[TASK INPUT start]

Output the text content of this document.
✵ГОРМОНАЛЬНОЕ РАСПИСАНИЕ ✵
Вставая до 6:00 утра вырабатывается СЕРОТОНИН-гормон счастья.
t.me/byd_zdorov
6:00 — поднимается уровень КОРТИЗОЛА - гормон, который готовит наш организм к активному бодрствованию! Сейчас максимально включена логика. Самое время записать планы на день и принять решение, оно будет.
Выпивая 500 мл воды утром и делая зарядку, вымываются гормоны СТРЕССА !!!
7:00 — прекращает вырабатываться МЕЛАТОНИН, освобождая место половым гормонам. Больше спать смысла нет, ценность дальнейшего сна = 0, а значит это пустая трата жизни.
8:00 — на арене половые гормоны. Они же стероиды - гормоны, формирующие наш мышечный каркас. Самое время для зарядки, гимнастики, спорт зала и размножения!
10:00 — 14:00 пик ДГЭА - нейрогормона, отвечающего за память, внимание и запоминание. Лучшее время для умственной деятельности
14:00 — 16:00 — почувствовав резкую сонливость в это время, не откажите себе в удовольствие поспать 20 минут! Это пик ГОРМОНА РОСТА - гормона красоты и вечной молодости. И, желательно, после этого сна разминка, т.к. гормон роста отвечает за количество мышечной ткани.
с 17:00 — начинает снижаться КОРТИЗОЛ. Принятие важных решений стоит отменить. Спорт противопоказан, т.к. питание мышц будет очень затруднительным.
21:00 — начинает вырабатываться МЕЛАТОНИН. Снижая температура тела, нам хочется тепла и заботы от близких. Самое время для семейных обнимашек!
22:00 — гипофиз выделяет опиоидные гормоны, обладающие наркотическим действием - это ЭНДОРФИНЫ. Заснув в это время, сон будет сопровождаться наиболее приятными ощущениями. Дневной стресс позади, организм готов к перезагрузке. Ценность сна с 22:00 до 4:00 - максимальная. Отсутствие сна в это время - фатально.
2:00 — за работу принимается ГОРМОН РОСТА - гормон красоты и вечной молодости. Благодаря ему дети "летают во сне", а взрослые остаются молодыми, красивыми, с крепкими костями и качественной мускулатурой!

[TASK INPUT end]
[TASK INPUT start]

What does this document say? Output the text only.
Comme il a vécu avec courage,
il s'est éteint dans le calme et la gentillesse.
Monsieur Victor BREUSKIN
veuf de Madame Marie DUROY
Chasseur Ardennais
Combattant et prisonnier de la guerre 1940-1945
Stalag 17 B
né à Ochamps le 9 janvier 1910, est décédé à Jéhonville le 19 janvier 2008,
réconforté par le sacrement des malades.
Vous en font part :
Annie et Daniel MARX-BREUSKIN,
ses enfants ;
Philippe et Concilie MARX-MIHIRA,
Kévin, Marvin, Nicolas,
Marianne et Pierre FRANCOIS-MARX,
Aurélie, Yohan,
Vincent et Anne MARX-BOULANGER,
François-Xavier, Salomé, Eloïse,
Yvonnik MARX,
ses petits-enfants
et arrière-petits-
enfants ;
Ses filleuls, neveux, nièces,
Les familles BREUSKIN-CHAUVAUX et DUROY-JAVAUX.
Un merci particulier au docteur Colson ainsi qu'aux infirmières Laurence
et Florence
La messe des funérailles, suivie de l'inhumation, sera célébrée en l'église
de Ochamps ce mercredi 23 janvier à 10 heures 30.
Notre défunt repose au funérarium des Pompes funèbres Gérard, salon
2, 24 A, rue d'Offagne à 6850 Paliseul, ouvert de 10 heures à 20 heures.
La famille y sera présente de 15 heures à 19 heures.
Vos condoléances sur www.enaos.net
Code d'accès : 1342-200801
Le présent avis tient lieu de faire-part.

[TASK INPUT end]
[TASK INPUT start]

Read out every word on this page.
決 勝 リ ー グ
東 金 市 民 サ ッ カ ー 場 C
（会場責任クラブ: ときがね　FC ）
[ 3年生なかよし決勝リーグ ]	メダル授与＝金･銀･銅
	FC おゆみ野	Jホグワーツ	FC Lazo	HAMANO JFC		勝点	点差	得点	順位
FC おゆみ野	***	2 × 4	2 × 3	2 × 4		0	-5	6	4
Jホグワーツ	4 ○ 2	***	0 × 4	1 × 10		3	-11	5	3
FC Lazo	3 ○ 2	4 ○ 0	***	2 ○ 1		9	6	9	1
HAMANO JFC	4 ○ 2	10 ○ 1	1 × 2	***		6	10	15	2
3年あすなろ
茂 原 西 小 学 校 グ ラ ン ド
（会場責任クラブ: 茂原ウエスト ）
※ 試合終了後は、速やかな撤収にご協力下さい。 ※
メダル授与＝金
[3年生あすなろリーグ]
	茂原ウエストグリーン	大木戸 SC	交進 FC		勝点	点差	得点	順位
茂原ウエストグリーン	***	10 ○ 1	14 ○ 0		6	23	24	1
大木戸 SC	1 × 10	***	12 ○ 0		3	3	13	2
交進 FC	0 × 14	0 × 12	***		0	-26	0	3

[TASK INPUT end]

Write out every line of the listing that holds the word "время".

6:00 — поднимается уровень КОРТИЗОЛА - гормон, который готовит наш организм к активному бодрствованию! Сейчас максимально включена логика. Самое время записать планы на день и принять решение, оно будет.
8:00 — на арене половые гормоны. Они же стероиды - гормоны, формирующие наш мышечный каркас. Самое время для зарядки, гимнастики, спорт зала и размножения!
10:00 — 14:00 пик ДГЭА - нейрогормона, отвечающего за память, внимание и запоминание. Лучшее время для умственной деятельности
14:00 — 16:00 — почувствовав резкую сонливость в это время, не откажите себе в удовольствие поспать 20 минут! Это пик ГОРМОНА РОСТА - гормона красоты и вечной молодости. И, желательно, после этого сна разминка, т.к. гормон роста отвечает за количество мышечной ткани.
21:00 — начинает вырабатываться МЕЛАТОНИН. Снижая температура тела, нам хочется тепла и заботы от близких. Самое время для семейных обнимашек!
22:00 — гипофиз выделяет опиоидные гормоны, обладающие наркотическим действием - это ЭНДОРФИНЫ. Заснув в это время, сон будет сопровождаться наиболее приятными ощущениями. Дневной стресс позади, организм готов к перезагрузке. Ценность сна с 22:00 до 4:00 - максимальная. Отсутствие сна в это время - фатально.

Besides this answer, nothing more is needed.